● **What is asked**:
Copy every entry word for word. Skip the pictures.
---------- Input records ----------
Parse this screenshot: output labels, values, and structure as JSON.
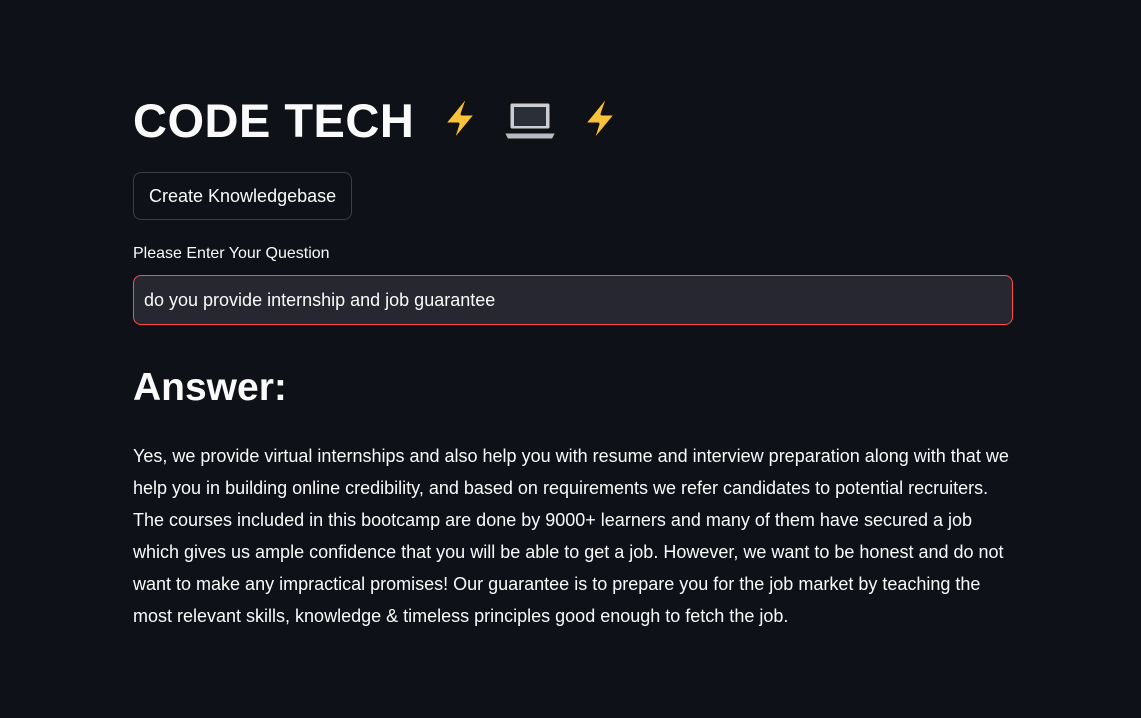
{
  "header": {
    "title": "CODE TECH",
    "emojis": [
      "lightning-icon",
      "laptop-icon",
      "lightning-icon"
    ]
  },
  "knowledgebase_button": {
    "label": "Create Knowledgebase"
  },
  "question": {
    "label": "Please Enter Your Question",
    "value": "do you provide internship and job guarantee"
  },
  "answer": {
    "heading": "Answer:",
    "text": "Yes, we provide virtual internships and also help you with resume and interview preparation along with that we help you in building online credibility, and based on requirements we refer candidates to potential recruiters. The courses included in this bootcamp are done by 9000+ learners and many of them have secured a job which gives us ample confidence that you will be able to get a job. However, we want to be honest and do not want to make any impractical promises! Our guarantee is to prepare you for the job market by teaching the most relevant skills, knowledge & timeless principles good enough to fetch the job."
  },
  "colors": {
    "background": "#0e1117",
    "input_background": "#262730",
    "input_focus_border": "#ff4b4b",
    "text": "#fafafa"
  }
}
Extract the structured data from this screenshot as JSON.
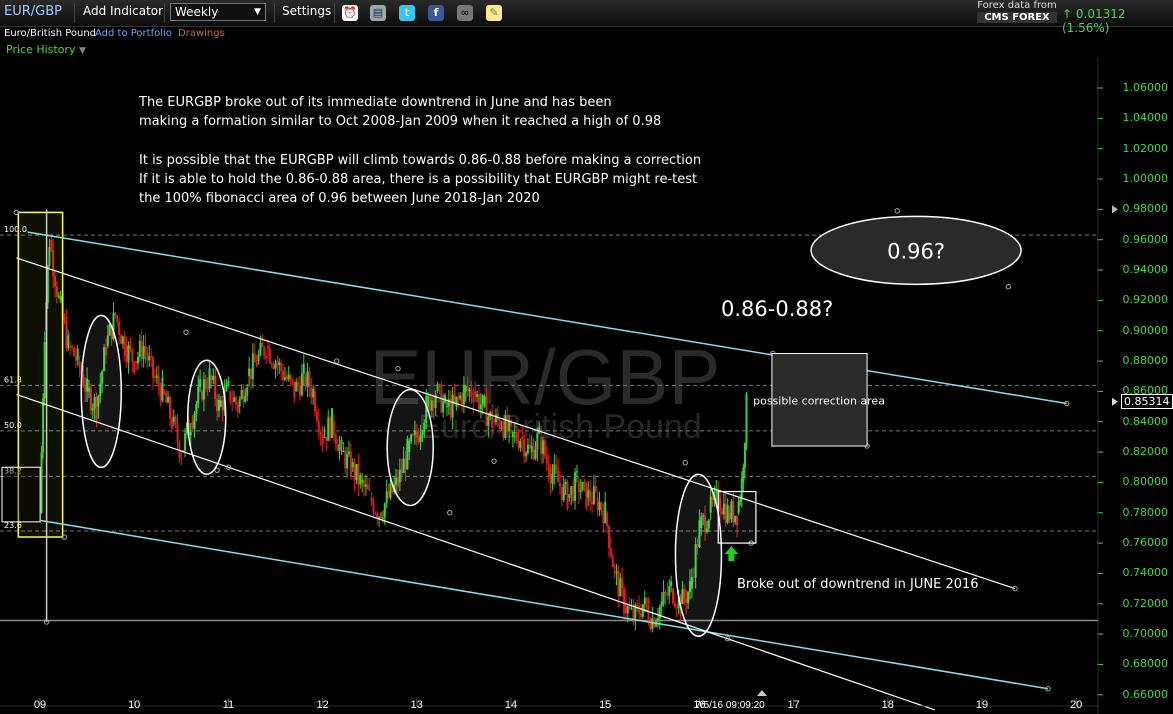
{
  "toolbar": {
    "symbol": "EUR/GBP",
    "add_indicator": "Add Indicator",
    "period": "Weekly",
    "settings": "Settings",
    "source_line1": "Forex data from",
    "source_line2": "CMS FOREX",
    "change": "0.01312 (1.56%)",
    "icons": [
      "alarm-clock-icon",
      "book-icon",
      "twitter-icon",
      "facebook-icon",
      "binoculars-icon",
      "note-icon"
    ]
  },
  "subheader": {
    "name": "Euro/British Pound",
    "add_portfolio": "Add to Portfolio",
    "drawings": "Drawings",
    "price_history": "Price History"
  },
  "colors": {
    "green": "#3fdc3f",
    "cyan": "#7fe0ef",
    "yellow": "#ffff3c",
    "background": "#000000"
  },
  "chart_data": {
    "type": "candlestick",
    "symbol": "EUR/GBP",
    "watermark_title": "EUR/GBP",
    "watermark_subtitle": "Euro/British Pound",
    "x_ticks": [
      "09",
      "10",
      "11",
      "12",
      "13",
      "14",
      "15",
      "16",
      "17",
      "18",
      "19",
      "20"
    ],
    "x_cursor_label": "7/5/16 09:09:20",
    "y_ticks": [
      "1.06000",
      "1.04000",
      "1.02000",
      "1.00000",
      "0.98000",
      "0.96000",
      "0.94000",
      "0.92000",
      "0.90000",
      "0.88000",
      "0.86000",
      "0.84000",
      "0.82000",
      "0.80000",
      "0.78000",
      "0.76000",
      "0.74000",
      "0.72000",
      "0.70000",
      "0.68000",
      "0.66000"
    ],
    "ylim": [
      0.66,
      1.06
    ],
    "current_price": "0.85314",
    "fib_levels": [
      {
        "label": "100.0",
        "value": 0.963
      },
      {
        "label": "61.8",
        "value": 0.864
      },
      {
        "label": "50.0",
        "value": 0.834
      },
      {
        "label": "38.2",
        "value": 0.804
      },
      {
        "label": "23.6",
        "value": 0.768
      }
    ],
    "fib_extra_level": 0.709,
    "price_path": [
      [
        2009.0,
        0.78
      ],
      [
        2009.05,
        0.9
      ],
      [
        2009.1,
        0.96
      ],
      [
        2009.2,
        0.92
      ],
      [
        2009.3,
        0.89
      ],
      [
        2009.4,
        0.88
      ],
      [
        2009.5,
        0.86
      ],
      [
        2009.6,
        0.85
      ],
      [
        2009.7,
        0.89
      ],
      [
        2009.8,
        0.91
      ],
      [
        2009.9,
        0.89
      ],
      [
        2010.0,
        0.88
      ],
      [
        2010.1,
        0.89
      ],
      [
        2010.2,
        0.87
      ],
      [
        2010.3,
        0.86
      ],
      [
        2010.4,
        0.84
      ],
      [
        2010.5,
        0.82
      ],
      [
        2010.6,
        0.84
      ],
      [
        2010.7,
        0.86
      ],
      [
        2010.8,
        0.87
      ],
      [
        2010.9,
        0.85
      ],
      [
        2011.0,
        0.86
      ],
      [
        2011.1,
        0.85
      ],
      [
        2011.2,
        0.87
      ],
      [
        2011.3,
        0.88
      ],
      [
        2011.4,
        0.89
      ],
      [
        2011.5,
        0.88
      ],
      [
        2011.6,
        0.87
      ],
      [
        2011.7,
        0.86
      ],
      [
        2011.8,
        0.87
      ],
      [
        2011.9,
        0.86
      ],
      [
        2012.0,
        0.83
      ],
      [
        2012.1,
        0.84
      ],
      [
        2012.2,
        0.82
      ],
      [
        2012.3,
        0.81
      ],
      [
        2012.4,
        0.8
      ],
      [
        2012.5,
        0.79
      ],
      [
        2012.6,
        0.78
      ],
      [
        2012.7,
        0.79
      ],
      [
        2012.8,
        0.8
      ],
      [
        2012.9,
        0.82
      ],
      [
        2013.0,
        0.83
      ],
      [
        2013.1,
        0.85
      ],
      [
        2013.2,
        0.86
      ],
      [
        2013.3,
        0.85
      ],
      [
        2013.4,
        0.85
      ],
      [
        2013.5,
        0.86
      ],
      [
        2013.6,
        0.86
      ],
      [
        2013.7,
        0.85
      ],
      [
        2013.8,
        0.84
      ],
      [
        2013.9,
        0.84
      ],
      [
        2014.0,
        0.83
      ],
      [
        2014.1,
        0.83
      ],
      [
        2014.2,
        0.82
      ],
      [
        2014.3,
        0.83
      ],
      [
        2014.4,
        0.81
      ],
      [
        2014.5,
        0.8
      ],
      [
        2014.6,
        0.79
      ],
      [
        2014.7,
        0.8
      ],
      [
        2014.8,
        0.79
      ],
      [
        2014.9,
        0.79
      ],
      [
        2015.0,
        0.78
      ],
      [
        2015.1,
        0.74
      ],
      [
        2015.2,
        0.72
      ],
      [
        2015.3,
        0.71
      ],
      [
        2015.4,
        0.72
      ],
      [
        2015.5,
        0.71
      ],
      [
        2015.6,
        0.72
      ],
      [
        2015.7,
        0.73
      ],
      [
        2015.8,
        0.72
      ],
      [
        2015.9,
        0.73
      ],
      [
        2016.0,
        0.77
      ],
      [
        2016.1,
        0.78
      ],
      [
        2016.2,
        0.79
      ],
      [
        2016.3,
        0.78
      ],
      [
        2016.4,
        0.78
      ],
      [
        2016.45,
        0.8
      ],
      [
        2016.5,
        0.85
      ]
    ],
    "annotations": {
      "para1": [
        "The EURGBP broke out of its immediate downtrend in June and has been",
        "making a formation similar to Oct 2008-Jan 2009 when it reached a high of 0.98"
      ],
      "para2": [
        "It is possible that the EURGBP will climb towards 0.86-0.88 before making a correction",
        "If it is able to hold the 0.86-0.88 area, there is a possibility that EURGBP might re-test",
        "the 100% fibonacci area of 0.96 between June 2018-Jan 2020"
      ],
      "target_ellipse": "0.96?",
      "target_range": "0.86-0.88?",
      "correction_box": "possible correction area",
      "breakout": "Broke out of downtrend in JUNE 2016"
    }
  }
}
----------
● **Task response**:
Parse this screenshot: output labels, values, and structure as JSON.
{
  "header": {
    "title": "CODE TECH",
    "emojis": [
      "lightning-icon",
      "laptop-icon",
      "lightning-icon"
    ]
  },
  "knowledgebase_button": {
    "label": "Create Knowledgebase"
  },
  "question": {
    "label": "Please Enter Your Question",
    "value": "do you provide internship and job guarantee"
  },
  "answer": {
    "heading": "Answer:",
    "text": "Yes, we provide virtual internships and also help you with resume and interview preparation along with that we help you in building online credibility, and based on requirements we refer candidates to potential recruiters. The courses included in this bootcamp are done by 9000+ learners and many of them have secured a job which gives us ample confidence that you will be able to get a job. However, we want to be honest and do not want to make any impractical promises! Our guarantee is to prepare you for the job market by teaching the most relevant skills, knowledge & timeless principles good enough to fetch the job."
  },
  "colors": {
    "background": "#0e1117",
    "input_background": "#262730",
    "input_focus_border": "#ff4b4b",
    "text": "#fafafa"
  }
}
Extract the structured data from this screenshot as JSON.
{
  "toolbar": {
    "symbol": "EUR/GBP",
    "add_indicator": "Add Indicator",
    "period": "Weekly",
    "settings": "Settings",
    "source_line1": "Forex data from",
    "source_line2": "CMS FOREX",
    "change": "0.01312 (1.56%)",
    "icons": [
      "alarm-clock-icon",
      "book-icon",
      "twitter-icon",
      "facebook-icon",
      "binoculars-icon",
      "note-icon"
    ]
  },
  "subheader": {
    "name": "Euro/British Pound",
    "add_portfolio": "Add to Portfolio",
    "drawings": "Drawings",
    "price_history": "Price History"
  },
  "colors": {
    "green": "#3fdc3f",
    "cyan": "#7fe0ef",
    "yellow": "#ffff3c",
    "background": "#000000"
  },
  "chart_data": {
    "type": "candlestick",
    "symbol": "EUR/GBP",
    "watermark_title": "EUR/GBP",
    "watermark_subtitle": "Euro/British Pound",
    "x_ticks": [
      "09",
      "10",
      "11",
      "12",
      "13",
      "14",
      "15",
      "16",
      "17",
      "18",
      "19",
      "20"
    ],
    "x_cursor_label": "7/5/16 09:09:20",
    "y_ticks": [
      "1.06000",
      "1.04000",
      "1.02000",
      "1.00000",
      "0.98000",
      "0.96000",
      "0.94000",
      "0.92000",
      "0.90000",
      "0.88000",
      "0.86000",
      "0.84000",
      "0.82000",
      "0.80000",
      "0.78000",
      "0.76000",
      "0.74000",
      "0.72000",
      "0.70000",
      "0.68000",
      "0.66000"
    ],
    "ylim": [
      0.66,
      1.06
    ],
    "current_price": "0.85314",
    "fib_levels": [
      {
        "label": "100.0",
        "value": 0.963
      },
      {
        "label": "61.8",
        "value": 0.864
      },
      {
        "label": "50.0",
        "value": 0.834
      },
      {
        "label": "38.2",
        "value": 0.804
      },
      {
        "label": "23.6",
        "value": 0.768
      }
    ],
    "fib_extra_level": 0.709,
    "price_path": [
      [
        2009.0,
        0.78
      ],
      [
        2009.05,
        0.9
      ],
      [
        2009.1,
        0.96
      ],
      [
        2009.2,
        0.92
      ],
      [
        2009.3,
        0.89
      ],
      [
        2009.4,
        0.88
      ],
      [
        2009.5,
        0.86
      ],
      [
        2009.6,
        0.85
      ],
      [
        2009.7,
        0.89
      ],
      [
        2009.8,
        0.91
      ],
      [
        2009.9,
        0.89
      ],
      [
        2010.0,
        0.88
      ],
      [
        2010.1,
        0.89
      ],
      [
        2010.2,
        0.87
      ],
      [
        2010.3,
        0.86
      ],
      [
        2010.4,
        0.84
      ],
      [
        2010.5,
        0.82
      ],
      [
        2010.6,
        0.84
      ],
      [
        2010.7,
        0.86
      ],
      [
        2010.8,
        0.87
      ],
      [
        2010.9,
        0.85
      ],
      [
        2011.0,
        0.86
      ],
      [
        2011.1,
        0.85
      ],
      [
        2011.2,
        0.87
      ],
      [
        2011.3,
        0.88
      ],
      [
        2011.4,
        0.89
      ],
      [
        2011.5,
        0.88
      ],
      [
        2011.6,
        0.87
      ],
      [
        2011.7,
        0.86
      ],
      [
        2011.8,
        0.87
      ],
      [
        2011.9,
        0.86
      ],
      [
        2012.0,
        0.83
      ],
      [
        2012.1,
        0.84
      ],
      [
        2012.2,
        0.82
      ],
      [
        2012.3,
        0.81
      ],
      [
        2012.4,
        0.8
      ],
      [
        2012.5,
        0.79
      ],
      [
        2012.6,
        0.78
      ],
      [
        2012.7,
        0.79
      ],
      [
        2012.8,
        0.8
      ],
      [
        2012.9,
        0.82
      ],
      [
        2013.0,
        0.83
      ],
      [
        2013.1,
        0.85
      ],
      [
        2013.2,
        0.86
      ],
      [
        2013.3,
        0.85
      ],
      [
        2013.4,
        0.85
      ],
      [
        2013.5,
        0.86
      ],
      [
        2013.6,
        0.86
      ],
      [
        2013.7,
        0.85
      ],
      [
        2013.8,
        0.84
      ],
      [
        2013.9,
        0.84
      ],
      [
        2014.0,
        0.83
      ],
      [
        2014.1,
        0.83
      ],
      [
        2014.2,
        0.82
      ],
      [
        2014.3,
        0.83
      ],
      [
        2014.4,
        0.81
      ],
      [
        2014.5,
        0.8
      ],
      [
        2014.6,
        0.79
      ],
      [
        2014.7,
        0.8
      ],
      [
        2014.8,
        0.79
      ],
      [
        2014.9,
        0.79
      ],
      [
        2015.0,
        0.78
      ],
      [
        2015.1,
        0.74
      ],
      [
        2015.2,
        0.72
      ],
      [
        2015.3,
        0.71
      ],
      [
        2015.4,
        0.72
      ],
      [
        2015.5,
        0.71
      ],
      [
        2015.6,
        0.72
      ],
      [
        2015.7,
        0.73
      ],
      [
        2015.8,
        0.72
      ],
      [
        2015.9,
        0.73
      ],
      [
        2016.0,
        0.77
      ],
      [
        2016.1,
        0.78
      ],
      [
        2016.2,
        0.79
      ],
      [
        2016.3,
        0.78
      ],
      [
        2016.4,
        0.78
      ],
      [
        2016.45,
        0.8
      ],
      [
        2016.5,
        0.85
      ]
    ],
    "annotations": {
      "para1": [
        "The EURGBP broke out of its immediate downtrend in June and has been",
        "making a formation similar to Oct 2008-Jan 2009 when it reached a high of 0.98"
      ],
      "para2": [
        "It is possible that the EURGBP will climb towards 0.86-0.88 before making a correction",
        "If it is able to hold the 0.86-0.88 area, there is a possibility that EURGBP might re-test",
        "the 100% fibonacci area of 0.96 between June 2018-Jan 2020"
      ],
      "target_ellipse": "0.96?",
      "target_range": "0.86-0.88?",
      "correction_box": "possible correction area",
      "breakout": "Broke out of downtrend in JUNE 2016"
    }
  }
}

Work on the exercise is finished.